EXERCICES –
• A. Répondez à ces questions sur le texte consacré aux redressements URSSAF pour travail dissimulé.
(i) Quel article du code de procédure civile oblige chaque partie à prouver les faits nécessaires au succès de sa prétention ?
(ii) Selon l'article L. 133-4-5 du code de la sécurité sociale, qu'annule l'organisme de recouvrement ?
(iii) Devant quelle juridiction l'organisme de recouvrement doit-il produire le procès-verbal en cas de contestation ?
• B. D'après le texte sur les redressements URSSAF pour travail dissimulé, pourquoi l'organisme de recouvrement doit-il produire le procès-verbal devant la juridiction lorsque le donneur d'ordre le conteste ?
• C. Prolongez le texte sur les redressements URSSAF pour travail dissimulé à partir de sa dernière phrase.

EXTRAIT DU TEXTE –

■ ■ ■

Les redressements sont annulés lorsque les procès-verbaux pour travail dissimulé ne sont pas produits par l’URSSAF devant les tribunaux

Lorsque l’URSSAF engage un redressement à l’encontre d’un donneur d’ordre en invoquant un travail dissimulé commis par son cocontractant, elle doit être en mesure d’en rapporter la preuve devant le Tribunal. Conformément à la jurisprudence constante, si le donneur d’ordre conteste l’existence ou le contenu du procès-verbal pour délit de travail dissimulé, l’URSSAF est tenue de produire ce document devant la juridiction de sécurité sociale. À défaut, le redressement est frappé de nullité. Explications juridiques et analyse d’un point de droit crucial pour les donneurs d’ordre confrontés à une procédure URSSAF.

Le redressement URSSAF est annulé si le procès-verbal pour travail dissimulé n’est pas produit devant le Tribunal

En cas de contestation, l’URSSAF doit produire le procès-verbal de travail dissimulé devant le Tribunal, sous peine de nullité du redressement.

Sans ce document, et si le donneur d’ordre en conteste l’existence ou le contenu, le redressement URSSAF est annulé.




Aux termes de l'article 9 du code de procédure civile, il incombe à chaque partie de prouver conformément à la loi les faits nécessaires au succès de sa prétention.

Selon l'article L. 133-4-5 du code de la sécurité sociale, lorsqu'il est constaté que le donneur d'ordre n'a pas rempli l'une des obligations définies à l'article L. 8222-1 du code du travail et que son cocontractant a, au cours de la même période, exercé un travail dissimulé par dissimulation d'activité ou d'emploi salarié, l'organisme de recouvrement procède à l'annulation des réductions ou exonérations des cotisations ou contributions dont le donneur d'ordre a bénéficié au titre des rémunérations versées à ses salariés.

Il se déduit de ces textes que si la mise en œuvre de la sanction prévue par l'article L. 133-4-5 du code de la sécurité sociale à l'égard du donneur d'ordre n'est pas subordonnée à la communication préalable à ce dernier du procès-verbal pour délit de travail dissimulé, établi à l'encontre du cocontractant, l'organisme de recouvrement est tenu de produire ce procès-verbal devant la juridiction de sécurité sociale en cas de contestation par le donneur d'ordre de l'existence ou du contenu de celui-ci.

■ ■ ■

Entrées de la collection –
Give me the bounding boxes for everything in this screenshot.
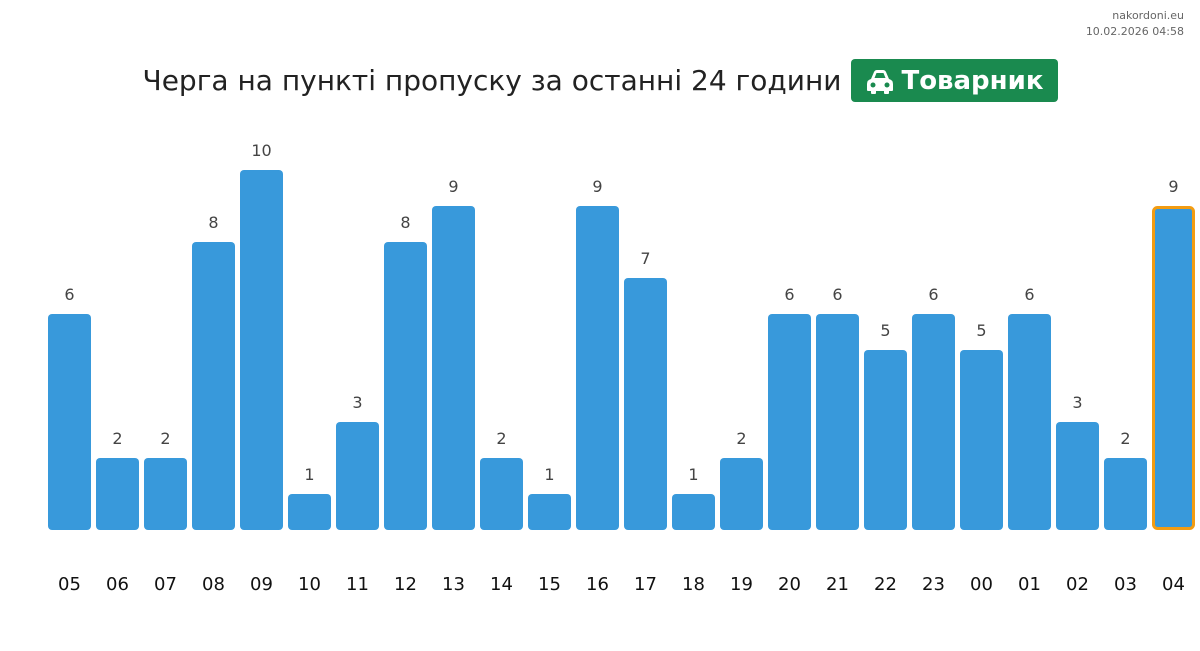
x-tick-label: 20 [778,574,801,595]
bar-value-label: 8 [208,213,218,232]
x-tick-label: 00 [970,574,993,595]
x-tick-label: 18 [682,574,705,595]
bar-03 [1104,458,1147,530]
x-tick-label: 10 [298,574,321,595]
bar-04 [1152,206,1195,530]
x-tick-label: 16 [586,574,609,595]
bar-value-label: 3 [352,393,362,412]
bar-09 [240,170,283,530]
bar-22 [864,350,907,530]
bar-16 [576,206,619,530]
bar-18 [672,494,715,530]
bar-15 [528,494,571,530]
meta-info: nakordoni.eu 10.02.2026 04:58 [1086,8,1184,40]
bar-value-label: 6 [1024,285,1034,304]
x-tick-label: 17 [634,574,657,595]
bar-value-label: 1 [304,465,314,484]
x-tick-label: 21 [826,574,849,595]
vehicle-type-badge: Товарник [851,59,1058,102]
bar-07 [144,458,187,530]
site-name: nakordoni.eu [1112,9,1184,22]
bar-06 [96,458,139,530]
bar-02 [1056,422,1099,530]
page-title: Черга на пункті пропуску за останні 24 г… [142,64,842,97]
x-tick-label: 19 [730,574,753,595]
x-tick-label: 03 [1114,574,1137,595]
x-tick-label: 08 [202,574,225,595]
bar-05 [48,314,91,530]
bar-01 [1008,314,1051,530]
bar-value-label: 9 [592,177,602,196]
bar-value-label: 5 [880,321,890,340]
bar-21 [816,314,859,530]
bar-value-label: 10 [251,141,271,160]
bar-12 [384,242,427,530]
bar-value-label: 6 [928,285,938,304]
bar-value-label: 1 [688,465,698,484]
x-tick-label: 22 [874,574,897,595]
bar-13 [432,206,475,530]
bar-value-label: 6 [832,285,842,304]
bar-value-label: 2 [1120,429,1130,448]
bar-value-label: 1 [544,465,554,484]
bar-value-label: 3 [1072,393,1082,412]
bar-17 [624,278,667,530]
bar-value-label: 2 [112,429,122,448]
timestamp: 10.02.2026 04:58 [1085,25,1184,38]
x-tick-label: 09 [250,574,273,595]
bar-20 [768,314,811,530]
bar-10 [288,494,331,530]
car-icon [867,69,894,94]
bar-value-label: 7 [640,249,650,268]
x-tick-label: 06 [106,574,129,595]
x-tick-label: 11 [346,574,369,595]
bar-value-label: 8 [400,213,410,232]
x-tick-label: 14 [490,574,513,595]
bar-value-label: 2 [736,429,746,448]
bar-19 [720,458,763,530]
bar-value-label: 5 [976,321,986,340]
chart-header: Черга на пункті пропуску за останні 24 г… [0,59,1200,102]
bar-11 [336,422,379,530]
bar-value-label: 9 [1168,177,1178,196]
x-tick-label: 12 [394,574,417,595]
x-tick-label: 15 [538,574,561,595]
badge-label: Товарник [901,65,1044,96]
bar-00 [960,350,1003,530]
bar-value-label: 6 [784,285,794,304]
x-tick-label: 13 [442,574,465,595]
x-tick-label: 04 [1162,574,1185,595]
x-tick-label: 05 [58,574,81,595]
bar-14 [480,458,523,530]
bar-23 [912,314,955,530]
x-tick-label: 01 [1018,574,1041,595]
bar-value-label: 9 [448,177,458,196]
x-tick-label: 07 [154,574,177,595]
bar-value-label: 6 [64,285,74,304]
bar-value-label: 2 [496,429,506,448]
x-tick-label: 23 [922,574,945,595]
x-tick-label: 02 [1066,574,1089,595]
bar-08 [192,242,235,530]
bar-value-label: 2 [160,429,170,448]
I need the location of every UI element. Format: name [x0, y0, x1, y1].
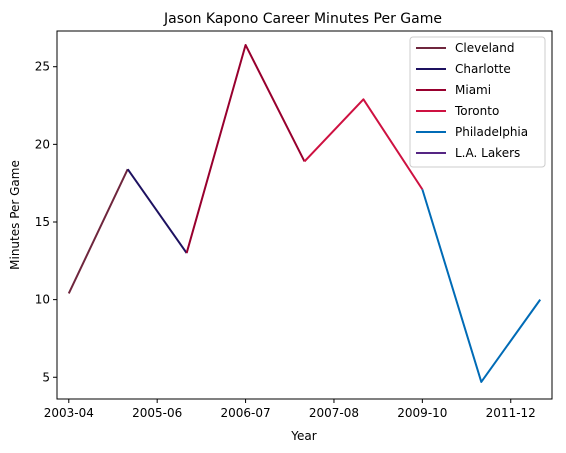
legend: Cleveland Charlotte Miami Toronto Philadelph… — [409, 36, 546, 168]
x-axis: 2003-04 2005-06 2006-07 2007-08 2009-10 2011-… — [44, 399, 536, 420]
legend-label: Miami — [455, 83, 491, 97]
series-line-cleveland — [67, 168, 129, 294]
series-layer — [67, 43, 542, 383]
y-axis: 5 10 15 20 25 — [35, 60, 57, 384]
x-tick-label: 2005-06 — [132, 406, 182, 420]
series-line-philadelphia — [421, 189, 542, 383]
x-tick-label: 2003-04 — [44, 406, 94, 420]
legend-label: Philadelphia — [455, 125, 528, 139]
y-tick-label: 20 — [35, 137, 50, 151]
y-tick-label: 25 — [35, 60, 50, 74]
chart-title: Jason Kapono Career Minutes Per Game — [163, 11, 442, 27]
y-tick-label: 5 — [42, 370, 50, 384]
legend-label: L.A. Lakers — [455, 146, 520, 160]
y-axis-label: Minutes Per Game — [8, 160, 22, 270]
legend-label: Toronto — [454, 104, 499, 118]
x-tick-label: 2007-08 — [309, 406, 359, 420]
plot-area — [56, 30, 553, 400]
series-line-toronto — [303, 98, 424, 190]
legend-label: Charlotte — [455, 62, 511, 76]
x-axis-label: Year — [290, 429, 316, 443]
x-tick-label: 2009-10 — [397, 406, 447, 420]
series-line-charlotte — [126, 168, 188, 254]
legend-label: Cleveland — [455, 41, 515, 55]
y-tick-label: 10 — [35, 293, 50, 307]
x-tick-label: 2011-12 — [486, 406, 536, 420]
y-tick-label: 15 — [35, 215, 50, 229]
x-tick-label: 2006-07 — [221, 406, 271, 420]
series-line-miami — [185, 43, 306, 254]
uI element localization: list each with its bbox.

■ ■ ■

RÉPONSES DANS L'ORDRE –
• A.
(i) L'article 9 du code de procédure civile.
(ii) Les réductions ou exonérations des cotisations ou contributions dont le donneur d'ordre a bénéficié au titre des rémunérations versées à ses salariés.
(iii) Devant la juridiction de sécurité sociale.

• B. L'article 9 du code de procédure civile impose à chaque partie de prouver les faits nécessaires au succès de sa prétention. L'URSSAF, qui invoque le travail dissimulé commis par le cocontractant, doit donc en rapporter la preuve. Si le donneur d'ordre conteste l'existence ou le contenu du procès-verbal, elle est tenue de produire ce document devant la juridiction de sécurité sociale.

• C.
La Cour de cassation a jugé[1] :

« Ayant constaté que l'URSSAF s'était abstenue de produire le procès-verbal de constat de travail dissimulé établi à l'encontre du cocontractant alors que le donneur d'ordre contestait la régularité de la procédure à défaut de communication de ce document, la cour d'appel, qui n'était pas tenue d'ordonner la production de cette pièce, en a exactement déduit que le redressement opéré au titre de l'annulation des réductions ou exonérations de cotisations ou contributions sociales dont avait bénéficié ce dernier devait être annulé. » 

[1] Cour de cassation - Deuxième chambre civile 10 avril 2025 / n° 22-23.377


L'article 14 du code de procédure civile dispose que nulle personne ne peut être jugée sans avoir été entendue ou appelée.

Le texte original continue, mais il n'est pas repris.